Below you will find a set of lines. Repeat them all exactly.

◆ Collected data
* * *

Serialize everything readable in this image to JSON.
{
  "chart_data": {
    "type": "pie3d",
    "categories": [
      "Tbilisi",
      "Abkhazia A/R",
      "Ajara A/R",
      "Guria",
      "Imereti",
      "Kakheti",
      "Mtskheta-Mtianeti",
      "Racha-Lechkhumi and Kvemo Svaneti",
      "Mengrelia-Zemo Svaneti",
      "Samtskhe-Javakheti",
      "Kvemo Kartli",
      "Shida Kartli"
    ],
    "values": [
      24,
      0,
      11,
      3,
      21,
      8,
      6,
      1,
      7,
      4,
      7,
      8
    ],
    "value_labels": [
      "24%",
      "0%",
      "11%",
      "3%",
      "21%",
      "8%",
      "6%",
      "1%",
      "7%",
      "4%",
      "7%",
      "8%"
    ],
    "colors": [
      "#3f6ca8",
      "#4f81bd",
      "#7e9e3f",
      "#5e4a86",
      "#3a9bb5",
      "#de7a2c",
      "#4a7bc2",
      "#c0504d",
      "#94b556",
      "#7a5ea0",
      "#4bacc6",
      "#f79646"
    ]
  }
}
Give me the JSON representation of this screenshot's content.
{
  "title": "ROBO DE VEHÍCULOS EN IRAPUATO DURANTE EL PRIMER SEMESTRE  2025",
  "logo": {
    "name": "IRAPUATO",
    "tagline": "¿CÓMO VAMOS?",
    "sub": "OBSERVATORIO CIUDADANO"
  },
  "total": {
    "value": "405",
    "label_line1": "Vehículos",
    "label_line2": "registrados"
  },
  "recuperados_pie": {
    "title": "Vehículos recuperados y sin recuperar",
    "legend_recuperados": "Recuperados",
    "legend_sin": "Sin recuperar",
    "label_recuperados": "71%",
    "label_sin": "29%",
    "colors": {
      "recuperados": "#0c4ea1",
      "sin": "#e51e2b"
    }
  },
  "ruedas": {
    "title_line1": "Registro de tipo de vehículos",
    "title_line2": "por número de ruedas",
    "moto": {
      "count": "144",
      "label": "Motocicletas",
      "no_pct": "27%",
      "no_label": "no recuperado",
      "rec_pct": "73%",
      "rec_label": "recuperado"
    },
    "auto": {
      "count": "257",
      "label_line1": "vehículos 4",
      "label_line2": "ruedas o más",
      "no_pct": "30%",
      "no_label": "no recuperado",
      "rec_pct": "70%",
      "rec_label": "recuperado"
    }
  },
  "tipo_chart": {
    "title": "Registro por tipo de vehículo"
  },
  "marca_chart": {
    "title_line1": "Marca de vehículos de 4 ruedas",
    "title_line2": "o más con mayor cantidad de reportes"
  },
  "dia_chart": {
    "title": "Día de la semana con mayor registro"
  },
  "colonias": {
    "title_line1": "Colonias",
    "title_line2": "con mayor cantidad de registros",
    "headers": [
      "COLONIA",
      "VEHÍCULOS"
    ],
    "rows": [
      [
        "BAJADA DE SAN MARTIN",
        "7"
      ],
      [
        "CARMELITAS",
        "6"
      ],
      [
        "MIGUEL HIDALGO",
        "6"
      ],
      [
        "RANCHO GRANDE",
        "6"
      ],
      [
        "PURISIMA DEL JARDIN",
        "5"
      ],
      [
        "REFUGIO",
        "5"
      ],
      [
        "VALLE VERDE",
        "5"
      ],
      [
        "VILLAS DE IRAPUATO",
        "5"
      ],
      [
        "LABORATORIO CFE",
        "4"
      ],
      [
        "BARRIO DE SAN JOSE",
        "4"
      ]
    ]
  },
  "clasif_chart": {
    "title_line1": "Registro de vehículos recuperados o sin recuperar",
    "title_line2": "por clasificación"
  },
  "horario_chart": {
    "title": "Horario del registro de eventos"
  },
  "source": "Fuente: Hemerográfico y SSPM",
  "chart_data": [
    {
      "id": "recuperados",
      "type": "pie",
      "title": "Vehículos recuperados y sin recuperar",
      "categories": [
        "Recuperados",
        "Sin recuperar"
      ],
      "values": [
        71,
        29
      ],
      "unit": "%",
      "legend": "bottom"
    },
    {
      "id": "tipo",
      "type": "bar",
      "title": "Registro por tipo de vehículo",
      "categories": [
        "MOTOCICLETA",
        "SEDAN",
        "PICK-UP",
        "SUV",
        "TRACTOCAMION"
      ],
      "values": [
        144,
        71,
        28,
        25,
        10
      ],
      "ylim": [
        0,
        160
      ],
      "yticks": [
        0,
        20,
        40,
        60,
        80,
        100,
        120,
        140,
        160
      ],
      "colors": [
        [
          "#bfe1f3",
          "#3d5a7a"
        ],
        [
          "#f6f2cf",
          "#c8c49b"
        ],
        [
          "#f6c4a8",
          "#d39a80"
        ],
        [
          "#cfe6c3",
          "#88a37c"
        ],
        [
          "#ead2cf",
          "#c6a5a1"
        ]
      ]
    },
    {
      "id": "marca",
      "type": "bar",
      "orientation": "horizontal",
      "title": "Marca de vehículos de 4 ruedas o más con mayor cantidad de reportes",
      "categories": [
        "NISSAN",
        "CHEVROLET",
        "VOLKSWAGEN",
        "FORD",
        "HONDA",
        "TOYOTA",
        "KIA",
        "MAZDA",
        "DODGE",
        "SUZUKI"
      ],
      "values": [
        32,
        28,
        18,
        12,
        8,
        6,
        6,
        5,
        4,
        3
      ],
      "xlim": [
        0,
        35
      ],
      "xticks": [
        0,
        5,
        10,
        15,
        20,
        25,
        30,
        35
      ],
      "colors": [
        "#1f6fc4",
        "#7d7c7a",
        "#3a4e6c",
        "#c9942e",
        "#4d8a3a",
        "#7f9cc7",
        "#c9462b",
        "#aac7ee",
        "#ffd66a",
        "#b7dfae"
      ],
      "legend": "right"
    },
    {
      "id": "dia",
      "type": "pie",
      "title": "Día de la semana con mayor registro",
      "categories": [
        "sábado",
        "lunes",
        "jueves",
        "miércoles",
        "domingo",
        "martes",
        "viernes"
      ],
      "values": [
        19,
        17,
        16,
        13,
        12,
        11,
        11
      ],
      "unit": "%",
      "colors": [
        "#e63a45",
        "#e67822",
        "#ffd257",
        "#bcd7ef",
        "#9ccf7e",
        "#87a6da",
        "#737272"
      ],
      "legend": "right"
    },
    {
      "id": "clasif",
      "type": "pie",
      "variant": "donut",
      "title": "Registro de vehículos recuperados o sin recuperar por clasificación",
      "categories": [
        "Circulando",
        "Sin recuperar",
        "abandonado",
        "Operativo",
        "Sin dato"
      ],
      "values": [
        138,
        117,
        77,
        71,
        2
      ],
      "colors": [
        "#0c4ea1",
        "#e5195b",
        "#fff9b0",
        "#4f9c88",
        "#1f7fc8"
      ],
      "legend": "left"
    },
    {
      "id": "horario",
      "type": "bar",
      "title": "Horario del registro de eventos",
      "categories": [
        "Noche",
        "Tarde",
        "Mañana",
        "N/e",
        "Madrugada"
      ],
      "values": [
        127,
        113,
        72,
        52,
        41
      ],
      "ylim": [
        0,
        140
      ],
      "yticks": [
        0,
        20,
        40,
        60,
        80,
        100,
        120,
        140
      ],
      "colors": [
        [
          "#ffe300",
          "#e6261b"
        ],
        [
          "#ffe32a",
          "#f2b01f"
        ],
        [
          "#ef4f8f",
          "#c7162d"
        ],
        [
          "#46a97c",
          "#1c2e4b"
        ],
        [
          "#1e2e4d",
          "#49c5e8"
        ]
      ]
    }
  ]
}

* * *

◆ EXERCISE ANSWER
Serialize everything readable in this image to JSON.
{
  "chart_data": {
    "type": "pie3d",
    "categories": [
      "Tbilisi",
      "Abkhazia A/R",
      "Ajara A/R",
      "Guria",
      "Imereti",
      "Kakheti",
      "Mtskheta-Mtianeti",
      "Racha-Lechkhumi and Kvemo Svaneti",
      "Mengrelia-Zemo Svaneti",
      "Samtskhe-Javakheti",
      "Kvemo Kartli",
      "Shida Kartli"
    ],
    "values": [
      24,
      0,
      11,
      3,
      21,
      8,
      6,
      1,
      7,
      4,
      7,
      8
    ],
    "value_labels": [
      "24%",
      "0%",
      "11%",
      "3%",
      "21%",
      "8%",
      "6%",
      "1%",
      "7%",
      "4%",
      "7%",
      "8%"
    ],
    "colors": [
      "#3f6ca8",
      "#4f81bd",
      "#7e9e3f",
      "#5e4a86",
      "#3a9bb5",
      "#de7a2c",
      "#4a7bc2",
      "#c0504d",
      "#94b556",
      "#7a5ea0",
      "#4bacc6",
      "#f79646"
    ]
  }
}
Give me the JSON representation of this screenshot's content.
{
  "title": "ROBO DE VEHÍCULOS EN IRAPUATO DURANTE EL PRIMER SEMESTRE  2025",
  "logo": {
    "name": "IRAPUATO",
    "tagline": "¿CÓMO VAMOS?",
    "sub": "OBSERVATORIO CIUDADANO"
  },
  "total": {
    "value": "405",
    "label_line1": "Vehículos",
    "label_line2": "registrados"
  },
  "recuperados_pie": {
    "title": "Vehículos recuperados y sin recuperar",
    "legend_recuperados": "Recuperados",
    "legend_sin": "Sin recuperar",
    "label_recuperados": "71%",
    "label_sin": "29%",
    "colors": {
      "recuperados": "#0c4ea1",
      "sin": "#e51e2b"
    }
  },
  "ruedas": {
    "title_line1": "Registro de tipo de vehículos",
    "title_line2": "por número de ruedas",
    "moto": {
      "count": "144",
      "label": "Motocicletas",
      "no_pct": "27%",
      "no_label": "no recuperado",
      "rec_pct": "73%",
      "rec_label": "recuperado"
    },
    "auto": {
      "count": "257",
      "label_line1": "vehículos 4",
      "label_line2": "ruedas o más",
      "no_pct": "30%",
      "no_label": "no recuperado",
      "rec_pct": "70%",
      "rec_label": "recuperado"
    }
  },
  "tipo_chart": {
    "title": "Registro por tipo de vehículo"
  },
  "marca_chart": {
    "title_line1": "Marca de vehículos de 4 ruedas",
    "title_line2": "o más con mayor cantidad de reportes"
  },
  "dia_chart": {
    "title": "Día de la semana con mayor registro"
  },
  "colonias": {
    "title_line1": "Colonias",
    "title_line2": "con mayor cantidad de registros",
    "headers": [
      "COLONIA",
      "VEHÍCULOS"
    ],
    "rows": [
      [
        "BAJADA DE SAN MARTIN",
        "7"
      ],
      [
        "CARMELITAS",
        "6"
      ],
      [
        "MIGUEL HIDALGO",
        "6"
      ],
      [
        "RANCHO GRANDE",
        "6"
      ],
      [
        "PURISIMA DEL JARDIN",
        "5"
      ],
      [
        "REFUGIO",
        "5"
      ],
      [
        "VALLE VERDE",
        "5"
      ],
      [
        "VILLAS DE IRAPUATO",
        "5"
      ],
      [
        "LABORATORIO CFE",
        "4"
      ],
      [
        "BARRIO DE SAN JOSE",
        "4"
      ]
    ]
  },
  "clasif_chart": {
    "title_line1": "Registro de vehículos recuperados o sin recuperar",
    "title_line2": "por clasificación"
  },
  "horario_chart": {
    "title": "Horario del registro de eventos"
  },
  "source": "Fuente: Hemerográfico y SSPM",
  "chart_data": [
    {
      "id": "recuperados",
      "type": "pie",
      "title": "Vehículos recuperados y sin recuperar",
      "categories": [
        "Recuperados",
        "Sin recuperar"
      ],
      "values": [
        71,
        29
      ],
      "unit": "%",
      "legend": "bottom"
    },
    {
      "id": "tipo",
      "type": "bar",
      "title": "Registro por tipo de vehículo",
      "categories": [
        "MOTOCICLETA",
        "SEDAN",
        "PICK-UP",
        "SUV",
        "TRACTOCAMION"
      ],
      "values": [
        144,
        71,
        28,
        25,
        10
      ],
      "ylim": [
        0,
        160
      ],
      "yticks": [
        0,
        20,
        40,
        60,
        80,
        100,
        120,
        140,
        160
      ],
      "colors": [
        [
          "#bfe1f3",
          "#3d5a7a"
        ],
        [
          "#f6f2cf",
          "#c8c49b"
        ],
        [
          "#f6c4a8",
          "#d39a80"
        ],
        [
          "#cfe6c3",
          "#88a37c"
        ],
        [
          "#ead2cf",
          "#c6a5a1"
        ]
      ]
    },
    {
      "id": "marca",
      "type": "bar",
      "orientation": "horizontal",
      "title": "Marca de vehículos de 4 ruedas o más con mayor cantidad de reportes",
      "categories": [
        "NISSAN",
        "CHEVROLET",
        "VOLKSWAGEN",
        "FORD",
        "HONDA",
        "TOYOTA",
        "KIA",
        "MAZDA",
        "DODGE",
        "SUZUKI"
      ],
      "values": [
        32,
        28,
        18,
        12,
        8,
        6,
        6,
        5,
        4,
        3
      ],
      "xlim": [
        0,
        35
      ],
      "xticks": [
        0,
        5,
        10,
        15,
        20,
        25,
        30,
        35
      ],
      "colors": [
        "#1f6fc4",
        "#7d7c7a",
        "#3a4e6c",
        "#c9942e",
        "#4d8a3a",
        "#7f9cc7",
        "#c9462b",
        "#aac7ee",
        "#ffd66a",
        "#b7dfae"
      ],
      "legend": "right"
    },
    {
      "id": "dia",
      "type": "pie",
      "title": "Día de la semana con mayor registro",
      "categories": [
        "sábado",
        "lunes",
        "jueves",
        "miércoles",
        "domingo",
        "martes",
        "viernes"
      ],
      "values": [
        19,
        17,
        16,
        13,
        12,
        11,
        11
      ],
      "unit": "%",
      "colors": [
        "#e63a45",
        "#e67822",
        "#ffd257",
        "#bcd7ef",
        "#9ccf7e",
        "#87a6da",
        "#737272"
      ],
      "legend": "right"
    },
    {
      "id": "clasif",
      "type": "pie",
      "variant": "donut",
      "title": "Registro de vehículos recuperados o sin recuperar por clasificación",
      "categories": [
        "Circulando",
        "Sin recuperar",
        "abandonado",
        "Operativo",
        "Sin dato"
      ],
      "values": [
        138,
        117,
        77,
        71,
        2
      ],
      "colors": [
        "#0c4ea1",
        "#e5195b",
        "#fff9b0",
        "#4f9c88",
        "#1f7fc8"
      ],
      "legend": "left"
    },
    {
      "id": "horario",
      "type": "bar",
      "title": "Horario del registro de eventos",
      "categories": [
        "Noche",
        "Tarde",
        "Mañana",
        "N/e",
        "Madrugada"
      ],
      "values": [
        127,
        113,
        72,
        52,
        41
      ],
      "ylim": [
        0,
        140
      ],
      "yticks": [
        0,
        20,
        40,
        60,
        80,
        100,
        120,
        140
      ],
      "colors": [
        [
          "#ffe300",
          "#e6261b"
        ],
        [
          "#ffe32a",
          "#f2b01f"
        ],
        [
          "#ef4f8f",
          "#c7162d"
        ],
        [
          "#46a97c",
          "#1c2e4b"
        ],
        [
          "#1e2e4d",
          "#49c5e8"
        ]
      ]
    }
  ]
}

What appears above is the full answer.